— begin EXTRACTED INFORMATION —

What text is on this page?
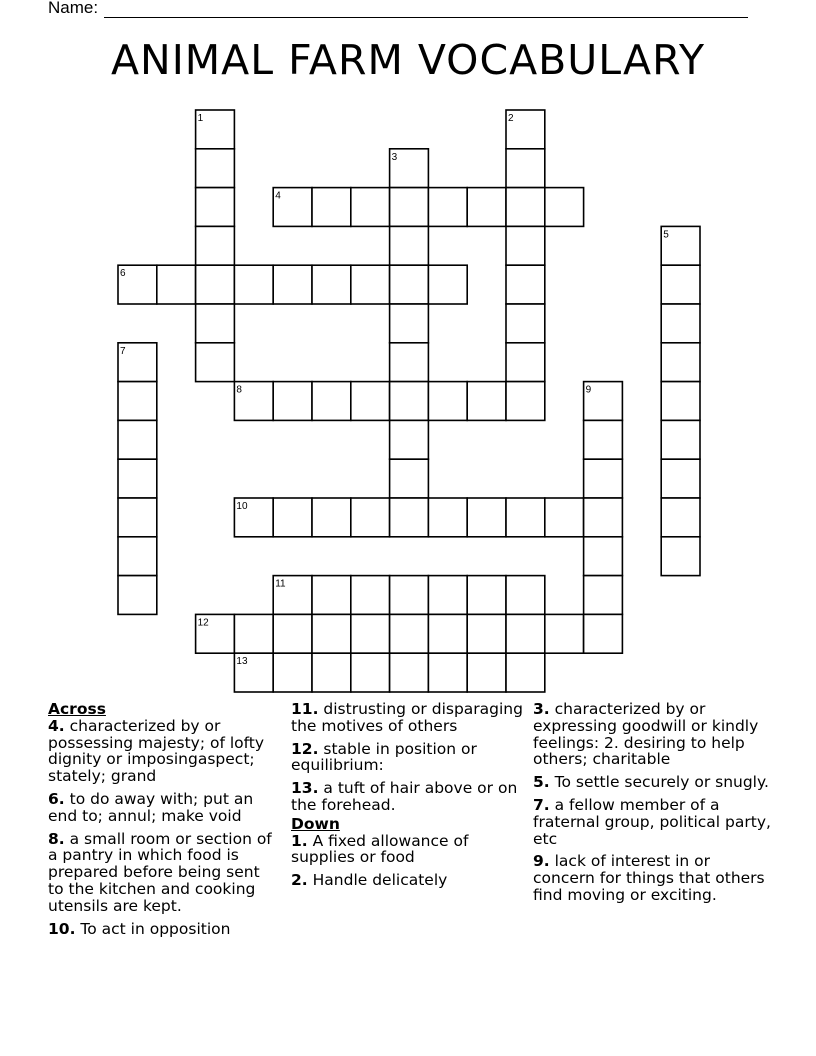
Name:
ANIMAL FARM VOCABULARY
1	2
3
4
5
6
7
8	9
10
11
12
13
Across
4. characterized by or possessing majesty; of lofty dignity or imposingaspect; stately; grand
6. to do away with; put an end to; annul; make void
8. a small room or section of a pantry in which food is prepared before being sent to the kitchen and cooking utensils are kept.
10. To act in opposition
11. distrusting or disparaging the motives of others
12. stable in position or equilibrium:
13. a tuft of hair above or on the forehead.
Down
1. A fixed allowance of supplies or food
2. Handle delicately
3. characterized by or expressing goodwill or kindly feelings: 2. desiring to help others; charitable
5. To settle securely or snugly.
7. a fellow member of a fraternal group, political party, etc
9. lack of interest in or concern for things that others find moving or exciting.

— end EXTRACTED INFORMATION —
— begin EXTRACTED INFORMATION —

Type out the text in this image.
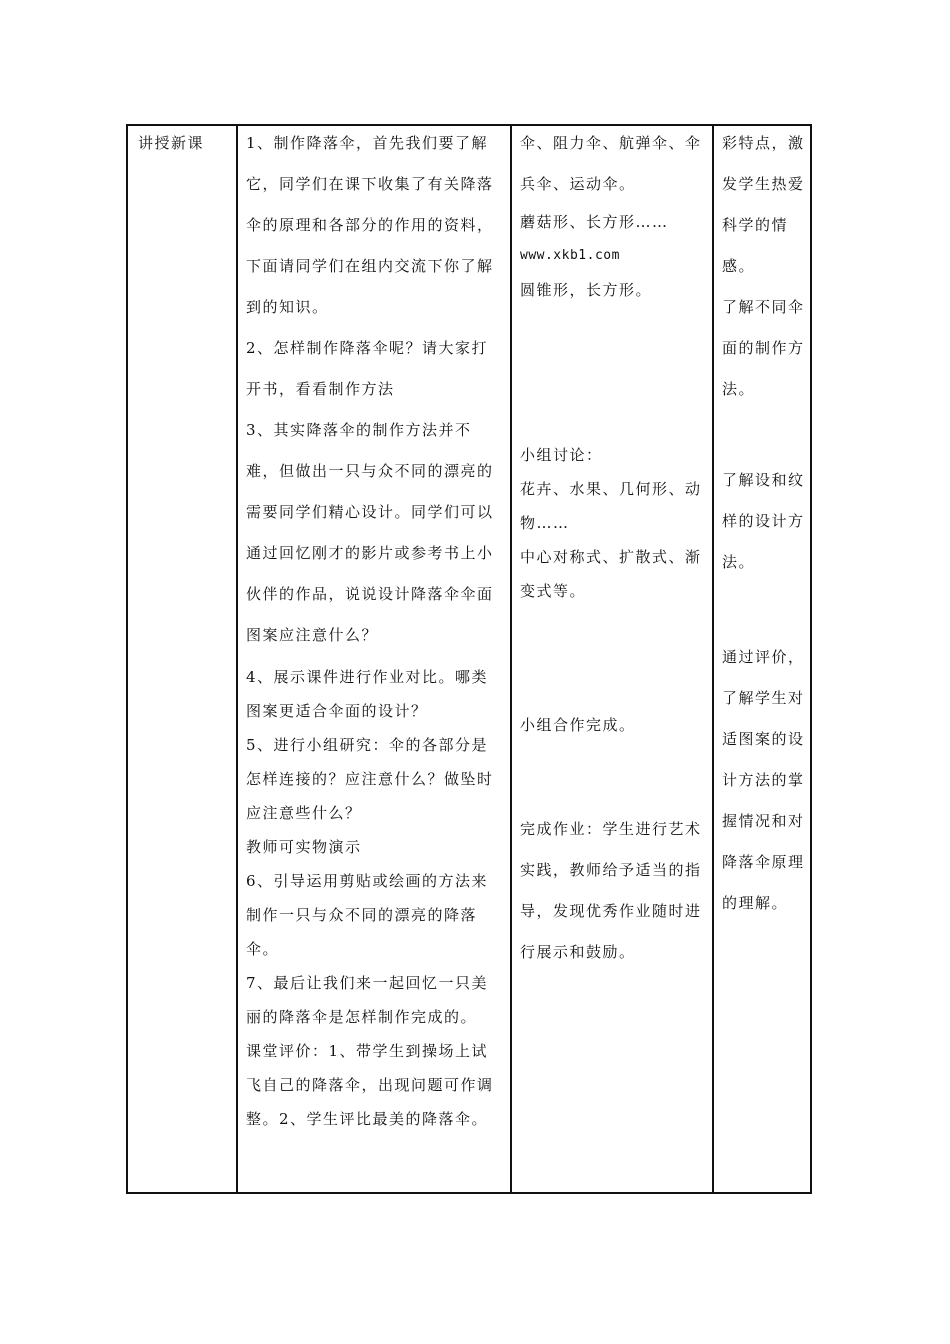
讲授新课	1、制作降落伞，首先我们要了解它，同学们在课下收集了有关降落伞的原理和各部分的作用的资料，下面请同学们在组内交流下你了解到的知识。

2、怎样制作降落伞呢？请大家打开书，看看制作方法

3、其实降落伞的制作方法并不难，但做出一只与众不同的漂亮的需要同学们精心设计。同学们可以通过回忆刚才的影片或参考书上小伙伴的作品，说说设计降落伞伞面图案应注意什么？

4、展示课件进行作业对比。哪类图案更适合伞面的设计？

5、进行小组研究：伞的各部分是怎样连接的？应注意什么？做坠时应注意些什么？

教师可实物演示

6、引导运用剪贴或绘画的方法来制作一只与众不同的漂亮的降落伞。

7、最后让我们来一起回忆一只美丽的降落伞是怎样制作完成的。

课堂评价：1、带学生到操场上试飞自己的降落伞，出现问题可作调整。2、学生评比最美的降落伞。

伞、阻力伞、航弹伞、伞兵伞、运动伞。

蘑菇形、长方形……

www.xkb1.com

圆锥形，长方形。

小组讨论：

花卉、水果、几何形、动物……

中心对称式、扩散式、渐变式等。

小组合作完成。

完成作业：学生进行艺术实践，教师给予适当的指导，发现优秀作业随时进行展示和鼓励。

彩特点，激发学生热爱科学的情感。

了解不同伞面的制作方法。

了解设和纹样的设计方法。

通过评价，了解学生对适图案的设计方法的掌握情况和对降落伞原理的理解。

— end EXTRACTED INFORMATION —
— begin EXTRACTED INFORMATION —

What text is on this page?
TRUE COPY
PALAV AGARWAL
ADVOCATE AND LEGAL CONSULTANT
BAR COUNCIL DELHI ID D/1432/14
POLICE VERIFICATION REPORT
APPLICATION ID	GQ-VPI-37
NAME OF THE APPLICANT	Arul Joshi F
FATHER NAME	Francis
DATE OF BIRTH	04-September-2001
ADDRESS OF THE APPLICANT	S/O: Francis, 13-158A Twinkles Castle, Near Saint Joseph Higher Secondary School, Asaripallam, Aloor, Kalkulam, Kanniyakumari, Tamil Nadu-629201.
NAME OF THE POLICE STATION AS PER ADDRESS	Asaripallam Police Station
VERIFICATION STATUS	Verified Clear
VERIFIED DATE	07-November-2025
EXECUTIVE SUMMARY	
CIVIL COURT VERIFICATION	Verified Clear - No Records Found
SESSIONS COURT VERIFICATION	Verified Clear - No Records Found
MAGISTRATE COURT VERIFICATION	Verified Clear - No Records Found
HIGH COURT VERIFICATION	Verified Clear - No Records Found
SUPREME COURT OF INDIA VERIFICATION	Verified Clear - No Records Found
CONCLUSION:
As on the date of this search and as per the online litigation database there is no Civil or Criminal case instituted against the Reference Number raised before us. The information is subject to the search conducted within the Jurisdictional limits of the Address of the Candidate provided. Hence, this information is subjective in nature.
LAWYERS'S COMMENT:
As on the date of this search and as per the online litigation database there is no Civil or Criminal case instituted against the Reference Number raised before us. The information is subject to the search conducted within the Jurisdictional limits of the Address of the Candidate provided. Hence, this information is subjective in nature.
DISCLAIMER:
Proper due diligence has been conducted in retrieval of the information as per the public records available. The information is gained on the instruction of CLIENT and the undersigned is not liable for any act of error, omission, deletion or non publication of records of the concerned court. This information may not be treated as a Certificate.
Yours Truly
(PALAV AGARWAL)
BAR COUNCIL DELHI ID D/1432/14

— end EXTRACTED INFORMATION —

Across the records, how many lines contain "APPLICANT"? Only the number should be given.

• ANSWER TO THE PROBLEM:
2